[Entries taken from a collection]
☆ ☆ ☆ ☆

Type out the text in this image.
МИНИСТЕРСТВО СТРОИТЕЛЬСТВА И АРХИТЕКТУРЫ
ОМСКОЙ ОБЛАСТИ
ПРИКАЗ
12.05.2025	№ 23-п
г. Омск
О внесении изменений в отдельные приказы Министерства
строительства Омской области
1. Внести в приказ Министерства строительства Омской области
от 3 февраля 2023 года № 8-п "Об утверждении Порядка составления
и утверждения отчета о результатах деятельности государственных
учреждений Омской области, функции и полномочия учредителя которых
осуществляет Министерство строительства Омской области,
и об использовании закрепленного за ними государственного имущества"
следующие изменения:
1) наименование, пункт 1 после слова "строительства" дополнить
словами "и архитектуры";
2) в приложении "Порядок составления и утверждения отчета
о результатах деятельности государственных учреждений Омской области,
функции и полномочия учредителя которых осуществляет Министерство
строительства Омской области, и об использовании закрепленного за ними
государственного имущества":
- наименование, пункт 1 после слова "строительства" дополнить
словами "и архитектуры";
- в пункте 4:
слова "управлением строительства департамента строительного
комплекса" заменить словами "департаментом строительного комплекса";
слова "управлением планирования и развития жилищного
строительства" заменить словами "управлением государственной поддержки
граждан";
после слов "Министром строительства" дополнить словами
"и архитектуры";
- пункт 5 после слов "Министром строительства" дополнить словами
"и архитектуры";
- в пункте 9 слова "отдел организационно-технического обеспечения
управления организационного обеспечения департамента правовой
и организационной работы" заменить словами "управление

☆ ☆ ☆ ☆

* [TASK TO CARRY OUT]: For the data above, state only how many lines include the word "деятельности".

* [CORRECT RESULT]: 2